◆ **DOCUMENT TEXT**

☆ ☆ ☆

B. Do some comparison “shopping” by trying to find out what other places in the neighbourhood are selling for – are you getting a good deal?

C. Find out what the property management company lists as fees you will pay – 10 to 20 percent is good, but anything more might cut into your equity and cash in hand.

D. Find out about the company itself – if you are purchasing an apartment complex, ask if they have up-to-date software that tracks rents and if they can provide you with a monthly report. There are several questions you should ask:

  • How long have you been in business as a Turnkey company?
  • How many cities do you sell in? Multiple cities and markets means that they may not really know the properties they are selling.
  • Do you have any investor referrals I could speak to? Ask to talk to previous clients who invested two or three years ago – or more. Ask the other investors what they wished they had known before working with this company. Ask them if they would do business with them again.
  • What do you replace in your buildings? Ask about replacing mechanicals like heating, roof, water heater, electrical and plumbing. Those will also be the most expensive to repair if they break once you have purchased the property.
  • Can you provide me with a step-by-step of the process Turnkey purchasing takes with your company?. Do you manage your property on-site or through a third-party company? Make sure that if they are outsourcing the property management that the company or people doing the property management are doing a good job and are reliable.
  • Is your property team licensed?
  • Do you offer maintenance warranties to shield me from unforeseeable costs such as tenant issues?
  • What is your eviction experience? Especially with the unit you are buying!
  • How long does it take them to rent out a unit?
  • How will you communicate with me if there are issues? This is especially important if you are investing out of state so you can keep on top of any issues with your investment.
  • How will you pay me? You need to know on which day of the month you will be paid for and how you will be paid – by check or through automatic transfer into your accounts. How you get paid is probably the most important question to ask!

E. Stay on top of market trends—make sure you are aware of what homes are selling for in the area so you have a good return on investment.

F. How much will the mortgage and other insurance cost you? Will you come out on top after paying for all those “extras.”

☆ ☆ ☆

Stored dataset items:

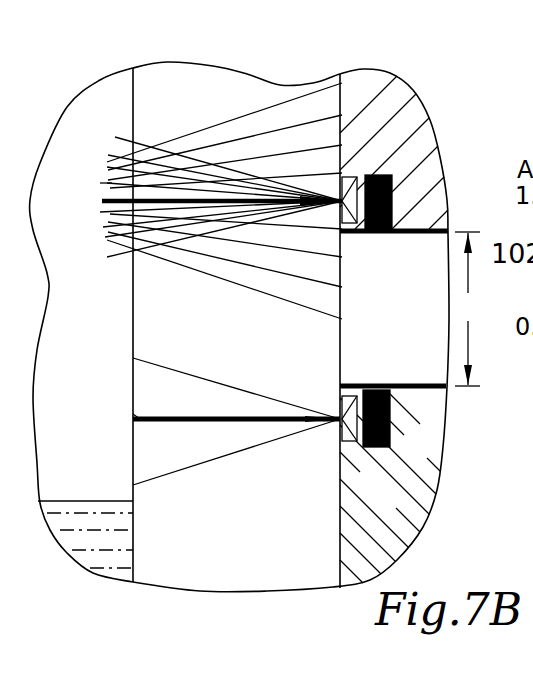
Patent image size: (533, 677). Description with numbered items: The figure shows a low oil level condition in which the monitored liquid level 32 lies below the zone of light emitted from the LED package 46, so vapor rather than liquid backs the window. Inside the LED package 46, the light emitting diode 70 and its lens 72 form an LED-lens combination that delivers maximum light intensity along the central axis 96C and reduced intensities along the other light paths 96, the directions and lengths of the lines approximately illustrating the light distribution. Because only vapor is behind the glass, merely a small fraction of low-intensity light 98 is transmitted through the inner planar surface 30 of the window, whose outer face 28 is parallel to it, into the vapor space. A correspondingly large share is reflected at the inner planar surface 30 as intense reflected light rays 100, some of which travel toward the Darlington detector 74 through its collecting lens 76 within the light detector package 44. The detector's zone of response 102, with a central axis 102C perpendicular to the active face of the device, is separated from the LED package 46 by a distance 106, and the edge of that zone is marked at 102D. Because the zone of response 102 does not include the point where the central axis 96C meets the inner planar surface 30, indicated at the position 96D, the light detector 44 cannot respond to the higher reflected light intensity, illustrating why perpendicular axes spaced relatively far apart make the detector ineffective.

The outer face 28 is at (338, 520).
The inner planar surface 30 is at (133, 108).
The liquid level 32 is at (98, 500).
The light detector 44 is at (432, 495).
The LED package 46 is at (393, 102).
The light emitting diode 70 is at (392, 187).
The lens 72 is at (345, 178).
The Darlington detector 74 is at (401, 427).
The collecting lens 76 is at (350, 443).
The light 96 is at (237, 173).
The central axis 96C is at (150, 200).
The intersection position 96D is at (133, 202).
The transmitted light 98 is at (107, 183).
The reflected light rays 100 is at (213, 287).
The zone of response 102 is at (238, 452).
The central axis of light detector 102C is at (162, 422).
The second bundle entry point 102D is at (133, 412).
The distance 106 is at (478, 309).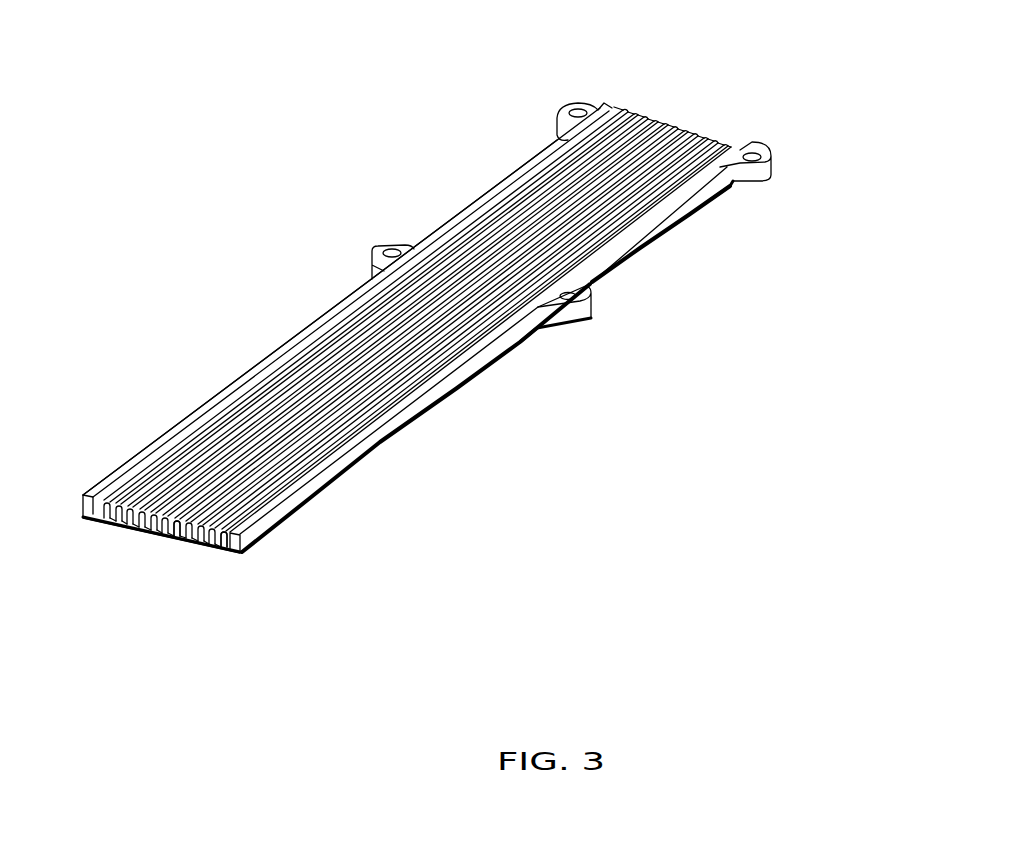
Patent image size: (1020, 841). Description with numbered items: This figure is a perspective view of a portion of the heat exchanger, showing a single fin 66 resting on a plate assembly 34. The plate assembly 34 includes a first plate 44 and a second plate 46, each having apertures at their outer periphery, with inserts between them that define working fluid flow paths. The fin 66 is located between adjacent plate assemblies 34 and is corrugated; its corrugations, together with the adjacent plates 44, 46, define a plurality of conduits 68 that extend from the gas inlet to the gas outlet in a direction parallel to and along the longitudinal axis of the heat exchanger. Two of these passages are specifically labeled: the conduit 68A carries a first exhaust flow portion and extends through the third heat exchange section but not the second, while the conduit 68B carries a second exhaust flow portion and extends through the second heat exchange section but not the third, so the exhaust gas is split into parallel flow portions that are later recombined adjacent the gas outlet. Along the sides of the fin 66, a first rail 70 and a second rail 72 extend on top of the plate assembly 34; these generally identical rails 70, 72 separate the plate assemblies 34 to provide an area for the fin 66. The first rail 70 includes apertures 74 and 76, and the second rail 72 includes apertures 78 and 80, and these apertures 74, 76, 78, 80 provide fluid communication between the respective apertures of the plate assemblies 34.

☆ ☆ ☆

◆ **WRITTEN TASKS**
1 > In the turnkey investing checklist, what percentage range of property management fees counts as good?
2 > Repeat the turnkey investing checklist verbatim, starting at "C. Find out what" and ending at "cash in hand.".

◆ **THE RESPONSES**
1 > 10 to 20 percent.

2 >
C. Find out what the property management company lists as fees you will pay – 10 to 20 percent is good, but anything more might cut into your equity and cash in hand.